Objective:
Reproduce everything from the row containing "List each element" down to the row containing "bot-list-item[interactable]: xkcd: [945, 501, 1127, 526]", replacing "thread-guide-line" with "thread-indent-rule" and leaving all else unchanged. Omit the pictures.

Information supplied:
□ □ □ □ □
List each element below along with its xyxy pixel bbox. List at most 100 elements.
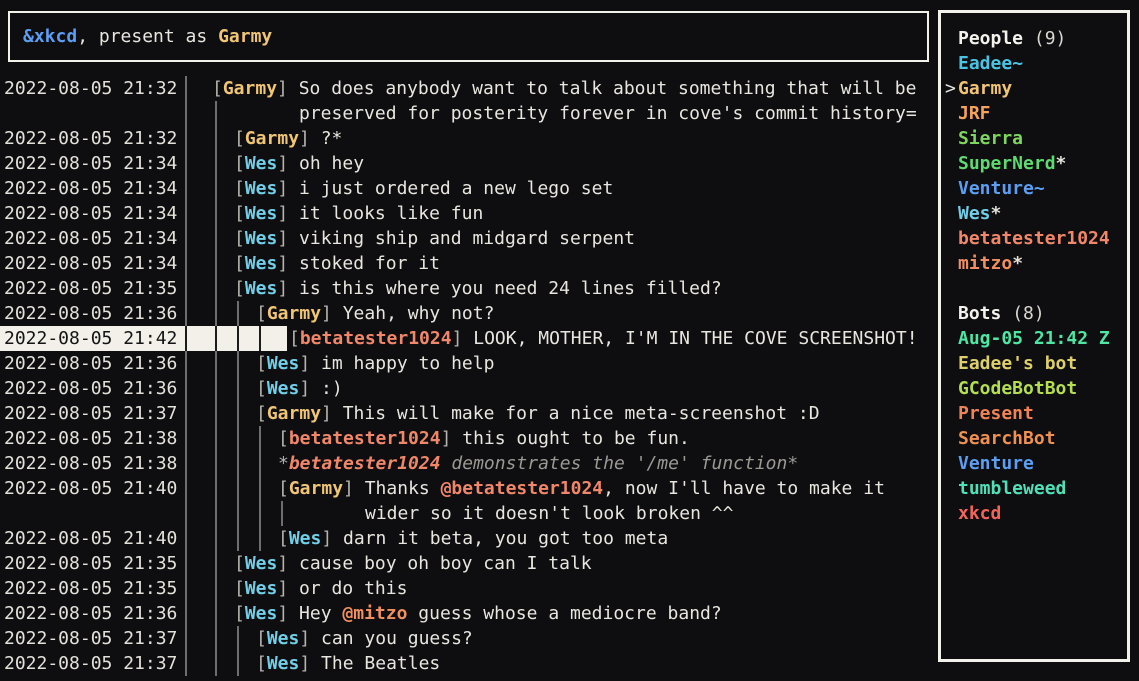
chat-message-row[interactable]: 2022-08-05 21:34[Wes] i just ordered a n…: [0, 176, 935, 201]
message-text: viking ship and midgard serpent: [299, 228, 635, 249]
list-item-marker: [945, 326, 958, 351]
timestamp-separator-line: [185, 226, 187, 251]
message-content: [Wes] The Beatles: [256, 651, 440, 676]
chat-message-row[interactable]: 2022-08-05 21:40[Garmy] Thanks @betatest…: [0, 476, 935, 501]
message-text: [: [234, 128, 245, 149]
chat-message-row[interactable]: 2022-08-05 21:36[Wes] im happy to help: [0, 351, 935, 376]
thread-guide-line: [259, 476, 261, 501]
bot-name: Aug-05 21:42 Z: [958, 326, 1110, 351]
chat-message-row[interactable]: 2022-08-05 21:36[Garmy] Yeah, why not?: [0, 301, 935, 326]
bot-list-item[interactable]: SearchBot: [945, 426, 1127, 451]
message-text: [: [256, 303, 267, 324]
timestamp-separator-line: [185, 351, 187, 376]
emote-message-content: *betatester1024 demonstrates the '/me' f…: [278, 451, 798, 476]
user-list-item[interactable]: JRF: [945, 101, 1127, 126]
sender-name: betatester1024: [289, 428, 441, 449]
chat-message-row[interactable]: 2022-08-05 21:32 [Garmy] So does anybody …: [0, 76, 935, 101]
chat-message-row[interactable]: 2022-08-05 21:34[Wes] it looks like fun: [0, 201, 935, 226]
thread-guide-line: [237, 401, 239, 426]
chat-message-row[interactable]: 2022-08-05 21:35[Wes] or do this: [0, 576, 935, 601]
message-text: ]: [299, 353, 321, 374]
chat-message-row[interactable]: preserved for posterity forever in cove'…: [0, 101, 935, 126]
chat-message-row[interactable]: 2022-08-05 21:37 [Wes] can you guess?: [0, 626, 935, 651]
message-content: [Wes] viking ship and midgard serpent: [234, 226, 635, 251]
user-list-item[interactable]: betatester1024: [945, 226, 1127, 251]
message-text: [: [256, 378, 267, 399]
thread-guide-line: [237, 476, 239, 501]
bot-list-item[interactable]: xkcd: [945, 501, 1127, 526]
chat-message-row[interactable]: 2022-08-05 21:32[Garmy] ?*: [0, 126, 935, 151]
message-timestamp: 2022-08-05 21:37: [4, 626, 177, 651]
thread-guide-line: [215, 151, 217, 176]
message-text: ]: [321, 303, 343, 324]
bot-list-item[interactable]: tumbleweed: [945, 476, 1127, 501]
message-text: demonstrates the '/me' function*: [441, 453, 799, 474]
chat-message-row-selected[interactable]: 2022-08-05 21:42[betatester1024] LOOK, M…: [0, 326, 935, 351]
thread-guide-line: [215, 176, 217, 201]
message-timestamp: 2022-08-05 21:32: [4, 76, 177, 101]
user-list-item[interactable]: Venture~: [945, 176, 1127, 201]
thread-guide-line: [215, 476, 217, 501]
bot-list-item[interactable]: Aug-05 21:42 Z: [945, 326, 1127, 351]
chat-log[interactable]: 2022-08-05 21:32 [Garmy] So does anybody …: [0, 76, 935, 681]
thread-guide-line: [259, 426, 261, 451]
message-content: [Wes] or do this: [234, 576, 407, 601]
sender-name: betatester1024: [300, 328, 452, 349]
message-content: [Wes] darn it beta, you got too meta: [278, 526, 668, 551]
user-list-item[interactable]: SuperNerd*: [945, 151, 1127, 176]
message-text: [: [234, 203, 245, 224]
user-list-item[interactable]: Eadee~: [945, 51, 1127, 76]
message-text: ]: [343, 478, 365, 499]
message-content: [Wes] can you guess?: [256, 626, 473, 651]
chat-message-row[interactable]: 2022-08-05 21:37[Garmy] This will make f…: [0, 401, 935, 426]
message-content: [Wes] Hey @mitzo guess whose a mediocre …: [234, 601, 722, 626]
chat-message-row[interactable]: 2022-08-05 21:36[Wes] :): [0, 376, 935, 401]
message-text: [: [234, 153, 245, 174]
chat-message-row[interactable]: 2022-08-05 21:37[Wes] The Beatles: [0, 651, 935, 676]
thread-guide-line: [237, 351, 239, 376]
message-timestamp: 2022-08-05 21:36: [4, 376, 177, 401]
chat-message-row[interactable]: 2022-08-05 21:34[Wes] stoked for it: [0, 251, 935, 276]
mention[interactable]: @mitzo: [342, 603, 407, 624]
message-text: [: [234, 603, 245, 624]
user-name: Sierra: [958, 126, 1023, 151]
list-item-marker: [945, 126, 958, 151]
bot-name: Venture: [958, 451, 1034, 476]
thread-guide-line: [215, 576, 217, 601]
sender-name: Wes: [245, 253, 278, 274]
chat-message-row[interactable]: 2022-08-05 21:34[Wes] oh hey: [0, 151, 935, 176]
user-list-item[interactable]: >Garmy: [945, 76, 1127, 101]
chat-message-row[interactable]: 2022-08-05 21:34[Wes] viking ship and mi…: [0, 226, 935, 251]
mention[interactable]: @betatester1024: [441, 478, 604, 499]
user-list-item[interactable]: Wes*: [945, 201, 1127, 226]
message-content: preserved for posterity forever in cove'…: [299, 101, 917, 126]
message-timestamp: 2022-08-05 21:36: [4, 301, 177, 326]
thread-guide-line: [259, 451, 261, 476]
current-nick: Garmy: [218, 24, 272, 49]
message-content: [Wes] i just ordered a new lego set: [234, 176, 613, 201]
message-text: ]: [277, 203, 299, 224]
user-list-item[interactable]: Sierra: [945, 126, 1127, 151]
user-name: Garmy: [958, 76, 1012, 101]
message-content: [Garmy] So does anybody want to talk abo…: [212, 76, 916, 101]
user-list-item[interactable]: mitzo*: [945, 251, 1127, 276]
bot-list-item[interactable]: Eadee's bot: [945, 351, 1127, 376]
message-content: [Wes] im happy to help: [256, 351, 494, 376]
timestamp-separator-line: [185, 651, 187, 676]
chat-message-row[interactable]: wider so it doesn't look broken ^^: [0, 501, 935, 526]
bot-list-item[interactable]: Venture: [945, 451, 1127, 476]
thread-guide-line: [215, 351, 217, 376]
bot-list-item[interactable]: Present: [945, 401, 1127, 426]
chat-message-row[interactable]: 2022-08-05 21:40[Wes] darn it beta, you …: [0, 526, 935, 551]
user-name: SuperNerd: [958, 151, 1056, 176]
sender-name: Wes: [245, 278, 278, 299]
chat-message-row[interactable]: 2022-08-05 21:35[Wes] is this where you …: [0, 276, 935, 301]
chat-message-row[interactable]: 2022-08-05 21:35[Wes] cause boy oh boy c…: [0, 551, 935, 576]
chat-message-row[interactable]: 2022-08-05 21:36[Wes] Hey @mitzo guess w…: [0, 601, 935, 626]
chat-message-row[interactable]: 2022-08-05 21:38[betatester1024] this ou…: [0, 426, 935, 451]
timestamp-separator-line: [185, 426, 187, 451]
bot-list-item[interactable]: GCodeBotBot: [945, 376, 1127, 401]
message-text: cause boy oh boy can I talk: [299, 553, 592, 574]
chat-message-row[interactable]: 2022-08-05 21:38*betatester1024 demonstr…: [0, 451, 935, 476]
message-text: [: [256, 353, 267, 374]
□ □ □ □ □
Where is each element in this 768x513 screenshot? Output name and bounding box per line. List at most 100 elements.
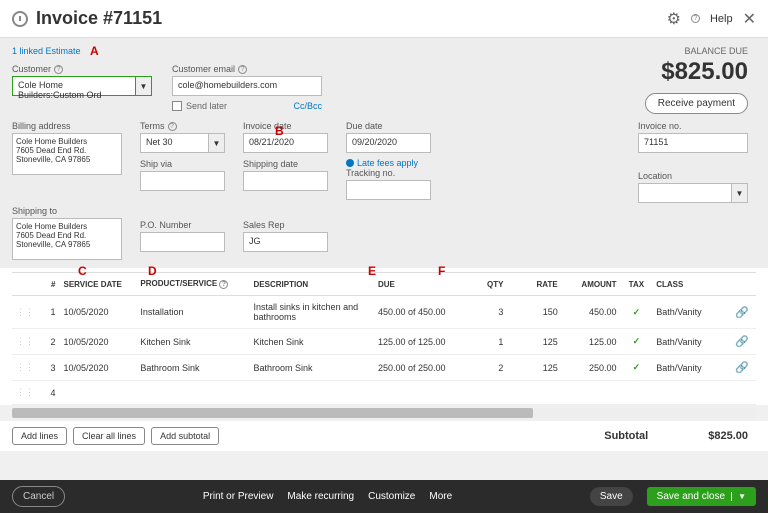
□ □ □ □ □
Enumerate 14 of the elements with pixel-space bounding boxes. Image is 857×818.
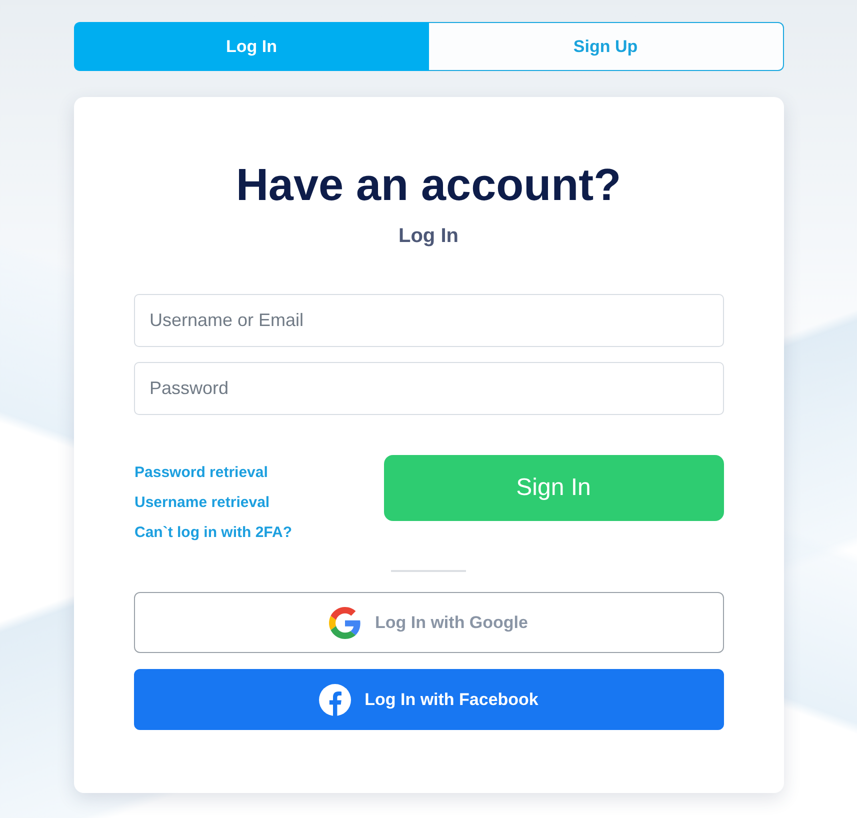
□ □ □ □ □
Answer to the exercise:
List each element below along with its xyxy pixel bbox. List at most 100 elements.
chat-message-row[interactable]: 2022-08-05 21:34[Wes] i just ordered a n…: [0, 176, 935, 201]
message-text: viking ship and midgard serpent: [299, 228, 635, 249]
list-item-marker: [945, 326, 958, 351]
timestamp-separator-line: [185, 226, 187, 251]
message-content: [Wes] The Beatles: [256, 651, 440, 676]
chat-message-row[interactable]: 2022-08-05 21:40[Garmy] Thanks @betatest…: [0, 476, 935, 501]
message-text: [: [234, 128, 245, 149]
chat-message-row[interactable]: 2022-08-05 21:36[Wes] im happy to help: [0, 351, 935, 376]
thread-indent-rule: [259, 476, 261, 501]
bot-name: Aug-05 21:42 Z: [958, 326, 1110, 351]
chat-message-row[interactable]: 2022-08-05 21:36[Garmy] Yeah, why not?: [0, 301, 935, 326]
bot-list-item[interactable]: SearchBot: [945, 426, 1127, 451]
message-text: [: [256, 303, 267, 324]
timestamp-separator-line: [185, 351, 187, 376]
emote-message-content: *betatester1024 demonstrates the '/me' f…: [278, 451, 798, 476]
user-list-item[interactable]: JRF: [945, 101, 1127, 126]
sender-name: betatester1024: [289, 428, 441, 449]
chat-message-row[interactable]: 2022-08-05 21:32 [Garmy] So does anybody …: [0, 76, 935, 101]
chat-message-row[interactable]: 2022-08-05 21:34[Wes] it looks like fun: [0, 201, 935, 226]
thread-indent-rule: [237, 401, 239, 426]
chat-message-row[interactable]: 2022-08-05 21:35[Wes] or do this: [0, 576, 935, 601]
message-text: ]: [299, 353, 321, 374]
chat-message-row[interactable]: preserved for posterity forever in cove'…: [0, 101, 935, 126]
chat-message-row[interactable]: 2022-08-05 21:37 [Wes] can you guess?: [0, 626, 935, 651]
message-content: [Wes] viking ship and midgard serpent: [234, 226, 635, 251]
user-list-item[interactable]: betatester1024: [945, 226, 1127, 251]
message-text: [: [256, 378, 267, 399]
thread-indent-rule: [237, 476, 239, 501]
bot-list-item[interactable]: xkcd: [945, 501, 1127, 526]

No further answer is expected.